Begin

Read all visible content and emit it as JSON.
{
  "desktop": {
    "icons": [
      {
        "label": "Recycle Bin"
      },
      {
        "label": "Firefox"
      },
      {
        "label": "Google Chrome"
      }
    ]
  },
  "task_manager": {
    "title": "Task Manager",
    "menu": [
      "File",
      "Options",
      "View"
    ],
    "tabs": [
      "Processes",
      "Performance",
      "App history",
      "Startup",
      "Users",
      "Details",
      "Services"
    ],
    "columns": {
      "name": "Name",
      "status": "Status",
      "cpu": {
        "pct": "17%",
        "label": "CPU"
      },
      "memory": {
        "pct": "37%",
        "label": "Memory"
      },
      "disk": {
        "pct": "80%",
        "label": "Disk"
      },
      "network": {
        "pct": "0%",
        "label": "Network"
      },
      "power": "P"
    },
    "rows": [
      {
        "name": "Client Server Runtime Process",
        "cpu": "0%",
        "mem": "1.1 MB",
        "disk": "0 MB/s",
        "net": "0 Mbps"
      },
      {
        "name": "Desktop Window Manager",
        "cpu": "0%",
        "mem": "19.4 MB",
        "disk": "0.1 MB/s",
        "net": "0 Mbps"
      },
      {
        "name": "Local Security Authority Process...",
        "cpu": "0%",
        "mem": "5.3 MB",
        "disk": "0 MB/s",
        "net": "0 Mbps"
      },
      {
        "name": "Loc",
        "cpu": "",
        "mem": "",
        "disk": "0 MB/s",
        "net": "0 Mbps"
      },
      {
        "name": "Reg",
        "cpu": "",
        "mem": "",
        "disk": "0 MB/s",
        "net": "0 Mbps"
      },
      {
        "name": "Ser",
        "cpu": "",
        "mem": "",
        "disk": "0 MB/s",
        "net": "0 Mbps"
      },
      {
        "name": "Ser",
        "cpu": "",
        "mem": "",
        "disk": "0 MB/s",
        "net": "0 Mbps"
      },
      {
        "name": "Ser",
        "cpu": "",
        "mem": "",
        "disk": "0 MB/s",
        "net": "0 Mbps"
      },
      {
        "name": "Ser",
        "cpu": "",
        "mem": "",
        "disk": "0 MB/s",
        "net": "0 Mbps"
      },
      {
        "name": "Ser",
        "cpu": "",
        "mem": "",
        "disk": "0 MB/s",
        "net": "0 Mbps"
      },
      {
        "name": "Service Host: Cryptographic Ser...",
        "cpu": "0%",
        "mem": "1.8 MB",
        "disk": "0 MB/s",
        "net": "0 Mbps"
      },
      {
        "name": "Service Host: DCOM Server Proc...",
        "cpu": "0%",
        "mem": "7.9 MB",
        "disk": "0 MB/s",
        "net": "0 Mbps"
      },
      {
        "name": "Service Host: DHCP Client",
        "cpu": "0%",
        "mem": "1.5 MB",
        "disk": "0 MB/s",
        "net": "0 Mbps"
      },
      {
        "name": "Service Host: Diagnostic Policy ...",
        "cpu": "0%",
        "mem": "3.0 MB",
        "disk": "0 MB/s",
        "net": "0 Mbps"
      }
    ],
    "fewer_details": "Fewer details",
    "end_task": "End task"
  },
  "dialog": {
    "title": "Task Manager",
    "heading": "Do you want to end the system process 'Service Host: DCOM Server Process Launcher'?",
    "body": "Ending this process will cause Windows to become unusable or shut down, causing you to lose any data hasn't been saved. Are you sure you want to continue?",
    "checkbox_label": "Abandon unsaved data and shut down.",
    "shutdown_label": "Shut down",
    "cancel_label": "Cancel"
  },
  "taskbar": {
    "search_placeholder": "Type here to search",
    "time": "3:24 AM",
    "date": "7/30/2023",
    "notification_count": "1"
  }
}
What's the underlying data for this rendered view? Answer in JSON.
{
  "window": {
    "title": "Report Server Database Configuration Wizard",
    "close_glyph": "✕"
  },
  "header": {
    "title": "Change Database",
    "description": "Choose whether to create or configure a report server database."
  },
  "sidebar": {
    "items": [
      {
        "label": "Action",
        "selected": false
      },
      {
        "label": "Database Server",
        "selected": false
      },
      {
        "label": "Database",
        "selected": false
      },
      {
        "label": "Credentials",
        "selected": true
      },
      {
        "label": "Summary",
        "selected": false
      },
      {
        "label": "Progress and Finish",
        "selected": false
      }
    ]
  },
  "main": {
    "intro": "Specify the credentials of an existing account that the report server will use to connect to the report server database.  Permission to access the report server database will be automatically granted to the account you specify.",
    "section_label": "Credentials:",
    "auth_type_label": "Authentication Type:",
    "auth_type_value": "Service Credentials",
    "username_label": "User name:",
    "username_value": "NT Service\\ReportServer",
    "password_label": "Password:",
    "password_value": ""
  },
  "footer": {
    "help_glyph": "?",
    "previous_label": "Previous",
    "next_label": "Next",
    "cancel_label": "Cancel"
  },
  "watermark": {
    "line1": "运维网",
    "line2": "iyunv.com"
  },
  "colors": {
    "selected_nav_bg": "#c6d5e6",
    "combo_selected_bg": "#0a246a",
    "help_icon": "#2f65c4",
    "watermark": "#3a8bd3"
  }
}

End

Your answer should be a single number: the count of lines that contain "Host".

5